Stored data entries:

····················

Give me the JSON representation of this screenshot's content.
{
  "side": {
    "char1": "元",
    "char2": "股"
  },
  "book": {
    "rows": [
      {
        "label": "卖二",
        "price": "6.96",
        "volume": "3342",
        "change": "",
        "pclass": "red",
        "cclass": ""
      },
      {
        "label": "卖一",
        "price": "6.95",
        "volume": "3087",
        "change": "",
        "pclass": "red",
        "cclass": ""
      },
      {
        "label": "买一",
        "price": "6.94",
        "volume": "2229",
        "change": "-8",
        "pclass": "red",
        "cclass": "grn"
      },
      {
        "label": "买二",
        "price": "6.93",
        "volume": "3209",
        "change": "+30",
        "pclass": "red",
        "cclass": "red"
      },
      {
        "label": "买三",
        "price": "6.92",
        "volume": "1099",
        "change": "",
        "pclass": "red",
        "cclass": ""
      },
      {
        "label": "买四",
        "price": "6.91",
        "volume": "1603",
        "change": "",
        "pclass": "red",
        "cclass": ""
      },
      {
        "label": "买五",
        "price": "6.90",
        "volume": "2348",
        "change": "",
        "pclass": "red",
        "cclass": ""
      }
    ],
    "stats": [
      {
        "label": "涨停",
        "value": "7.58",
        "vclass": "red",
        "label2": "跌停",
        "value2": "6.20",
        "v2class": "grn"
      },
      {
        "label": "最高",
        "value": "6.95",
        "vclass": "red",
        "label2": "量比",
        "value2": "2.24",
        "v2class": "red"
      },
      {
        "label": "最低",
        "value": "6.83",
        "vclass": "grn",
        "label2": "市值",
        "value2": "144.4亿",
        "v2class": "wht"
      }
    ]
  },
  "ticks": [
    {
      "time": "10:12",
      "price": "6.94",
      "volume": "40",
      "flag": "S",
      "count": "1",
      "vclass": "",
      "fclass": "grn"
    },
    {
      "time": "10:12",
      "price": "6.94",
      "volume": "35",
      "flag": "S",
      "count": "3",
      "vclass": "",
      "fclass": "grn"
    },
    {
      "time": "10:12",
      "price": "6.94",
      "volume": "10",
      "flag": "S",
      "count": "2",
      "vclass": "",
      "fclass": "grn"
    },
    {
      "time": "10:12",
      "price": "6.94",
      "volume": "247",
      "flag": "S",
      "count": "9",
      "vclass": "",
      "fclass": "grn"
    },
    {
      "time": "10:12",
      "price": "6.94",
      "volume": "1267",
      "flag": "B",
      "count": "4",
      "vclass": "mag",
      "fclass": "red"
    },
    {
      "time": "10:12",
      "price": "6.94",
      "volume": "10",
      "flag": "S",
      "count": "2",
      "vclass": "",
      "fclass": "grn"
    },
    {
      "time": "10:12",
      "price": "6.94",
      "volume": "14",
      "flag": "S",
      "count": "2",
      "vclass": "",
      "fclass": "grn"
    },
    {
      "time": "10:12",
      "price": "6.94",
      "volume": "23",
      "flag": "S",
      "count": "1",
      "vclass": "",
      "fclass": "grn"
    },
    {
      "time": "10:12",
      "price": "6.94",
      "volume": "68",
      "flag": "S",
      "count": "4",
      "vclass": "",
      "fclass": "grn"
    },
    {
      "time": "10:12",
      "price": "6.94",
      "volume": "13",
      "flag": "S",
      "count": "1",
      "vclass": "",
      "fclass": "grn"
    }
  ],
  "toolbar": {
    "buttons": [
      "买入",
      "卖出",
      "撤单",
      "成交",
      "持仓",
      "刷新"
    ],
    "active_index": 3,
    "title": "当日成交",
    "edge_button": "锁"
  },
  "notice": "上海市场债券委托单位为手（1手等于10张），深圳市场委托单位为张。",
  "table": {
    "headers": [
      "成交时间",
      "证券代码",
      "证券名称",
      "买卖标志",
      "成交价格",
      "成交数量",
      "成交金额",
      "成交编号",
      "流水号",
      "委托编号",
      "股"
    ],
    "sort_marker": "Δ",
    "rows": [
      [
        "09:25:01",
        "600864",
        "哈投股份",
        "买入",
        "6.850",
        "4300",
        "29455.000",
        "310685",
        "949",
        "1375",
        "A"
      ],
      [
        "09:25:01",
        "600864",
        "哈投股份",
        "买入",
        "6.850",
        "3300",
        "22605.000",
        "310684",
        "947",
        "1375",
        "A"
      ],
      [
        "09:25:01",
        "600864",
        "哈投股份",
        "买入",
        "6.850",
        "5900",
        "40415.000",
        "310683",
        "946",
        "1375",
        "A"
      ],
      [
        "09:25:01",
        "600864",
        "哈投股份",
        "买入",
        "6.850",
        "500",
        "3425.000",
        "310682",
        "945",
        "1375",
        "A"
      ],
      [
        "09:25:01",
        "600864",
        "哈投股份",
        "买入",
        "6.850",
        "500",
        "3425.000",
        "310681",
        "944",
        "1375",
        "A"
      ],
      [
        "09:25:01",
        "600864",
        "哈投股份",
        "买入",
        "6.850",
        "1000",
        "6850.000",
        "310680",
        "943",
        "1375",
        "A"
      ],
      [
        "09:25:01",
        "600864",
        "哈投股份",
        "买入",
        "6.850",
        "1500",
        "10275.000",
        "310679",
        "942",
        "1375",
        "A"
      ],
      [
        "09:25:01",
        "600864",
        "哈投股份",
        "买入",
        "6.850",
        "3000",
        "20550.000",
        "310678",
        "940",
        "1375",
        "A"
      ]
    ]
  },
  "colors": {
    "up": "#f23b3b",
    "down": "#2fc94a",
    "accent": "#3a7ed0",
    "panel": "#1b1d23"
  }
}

····················

WHAT TO DO: Write out the material exactly as given.

ANSWER TO THIS TASK:
Give me the JSON representation of this screenshot's content.
{
  "side": {
    "char1": "元",
    "char2": "股"
  },
  "book": {
    "rows": [
      {
        "label": "卖二",
        "price": "6.96",
        "volume": "3342",
        "change": "",
        "pclass": "red",
        "cclass": ""
      },
      {
        "label": "卖一",
        "price": "6.95",
        "volume": "3087",
        "change": "",
        "pclass": "red",
        "cclass": ""
      },
      {
        "label": "买一",
        "price": "6.94",
        "volume": "2229",
        "change": "-8",
        "pclass": "red",
        "cclass": "grn"
      },
      {
        "label": "买二",
        "price": "6.93",
        "volume": "3209",
        "change": "+30",
        "pclass": "red",
        "cclass": "red"
      },
      {
        "label": "买三",
        "price": "6.92",
        "volume": "1099",
        "change": "",
        "pclass": "red",
        "cclass": ""
      },
      {
        "label": "买四",
        "price": "6.91",
        "volume": "1603",
        "change": "",
        "pclass": "red",
        "cclass": ""
      },
      {
        "label": "买五",
        "price": "6.90",
        "volume": "2348",
        "change": "",
        "pclass": "red",
        "cclass": ""
      }
    ],
    "stats": [
      {
        "label": "涨停",
        "value": "7.58",
        "vclass": "red",
        "label2": "跌停",
        "value2": "6.20",
        "v2class": "grn"
      },
      {
        "label": "最高",
        "value": "6.95",
        "vclass": "red",
        "label2": "量比",
        "value2": "2.24",
        "v2class": "red"
      },
      {
        "label": "最低",
        "value": "6.83",
        "vclass": "grn",
        "label2": "市值",
        "value2": "144.4亿",
        "v2class": "wht"
      }
    ]
  },
  "ticks": [
    {
      "time": "10:12",
      "price": "6.94",
      "volume": "40",
      "flag": "S",
      "count": "1",
      "vclass": "",
      "fclass": "grn"
    },
    {
      "time": "10:12",
      "price": "6.94",
      "volume": "35",
      "flag": "S",
      "count": "3",
      "vclass": "",
      "fclass": "grn"
    },
    {
      "time": "10:12",
      "price": "6.94",
      "volume": "10",
      "flag": "S",
      "count": "2",
      "vclass": "",
      "fclass": "grn"
    },
    {
      "time": "10:12",
      "price": "6.94",
      "volume": "247",
      "flag": "S",
      "count": "9",
      "vclass": "",
      "fclass": "grn"
    },
    {
      "time": "10:12",
      "price": "6.94",
      "volume": "1267",
      "flag": "B",
      "count": "4",
      "vclass": "mag",
      "fclass": "red"
    },
    {
      "time": "10:12",
      "price": "6.94",
      "volume": "10",
      "flag": "S",
      "count": "2",
      "vclass": "",
      "fclass": "grn"
    },
    {
      "time": "10:12",
      "price": "6.94",
      "volume": "14",
      "flag": "S",
      "count": "2",
      "vclass": "",
      "fclass": "grn"
    },
    {
      "time": "10:12",
      "price": "6.94",
      "volume": "23",
      "flag": "S",
      "count": "1",
      "vclass": "",
      "fclass": "grn"
    },
    {
      "time": "10:12",
      "price": "6.94",
      "volume": "68",
      "flag": "S",
      "count": "4",
      "vclass": "",
      "fclass": "grn"
    },
    {
      "time": "10:12",
      "price": "6.94",
      "volume": "13",
      "flag": "S",
      "count": "1",
      "vclass": "",
      "fclass": "grn"
    }
  ],
  "toolbar": {
    "buttons": [
      "买入",
      "卖出",
      "撤单",
      "成交",
      "持仓",
      "刷新"
    ],
    "active_index": 3,
    "title": "当日成交",
    "edge_button": "锁"
  },
  "notice": "上海市场债券委托单位为手（1手等于10张），深圳市场委托单位为张。",
  "table": {
    "headers": [
      "成交时间",
      "证券代码",
      "证券名称",
      "买卖标志",
      "成交价格",
      "成交数量",
      "成交金额",
      "成交编号",
      "流水号",
      "委托编号",
      "股"
    ],
    "sort_marker": "Δ",
    "rows": [
      [
        "09:25:01",
        "600864",
        "哈投股份",
        "买入",
        "6.850",
        "4300",
        "29455.000",
        "310685",
        "949",
        "1375",
        "A"
      ],
      [
        "09:25:01",
        "600864",
        "哈投股份",
        "买入",
        "6.850",
        "3300",
        "22605.000",
        "310684",
        "947",
        "1375",
        "A"
      ],
      [
        "09:25:01",
        "600864",
        "哈投股份",
        "买入",
        "6.850",
        "5900",
        "40415.000",
        "310683",
        "946",
        "1375",
        "A"
      ],
      [
        "09:25:01",
        "600864",
        "哈投股份",
        "买入",
        "6.850",
        "500",
        "3425.000",
        "310682",
        "945",
        "1375",
        "A"
      ],
      [
        "09:25:01",
        "600864",
        "哈投股份",
        "买入",
        "6.850",
        "500",
        "3425.000",
        "310681",
        "944",
        "1375",
        "A"
      ],
      [
        "09:25:01",
        "600864",
        "哈投股份",
        "买入",
        "6.850",
        "1000",
        "6850.000",
        "310680",
        "943",
        "1375",
        "A"
      ],
      [
        "09:25:01",
        "600864",
        "哈投股份",
        "买入",
        "6.850",
        "1500",
        "10275.000",
        "310679",
        "942",
        "1375",
        "A"
      ],
      [
        "09:25:01",
        "600864",
        "哈投股份",
        "买入",
        "6.850",
        "3000",
        "20550.000",
        "310678",
        "940",
        "1375",
        "A"
      ]
    ]
  },
  "colors": {
    "up": "#f23b3b",
    "down": "#2fc94a",
    "accent": "#3a7ed0",
    "panel": "#1b1d23"
  }
}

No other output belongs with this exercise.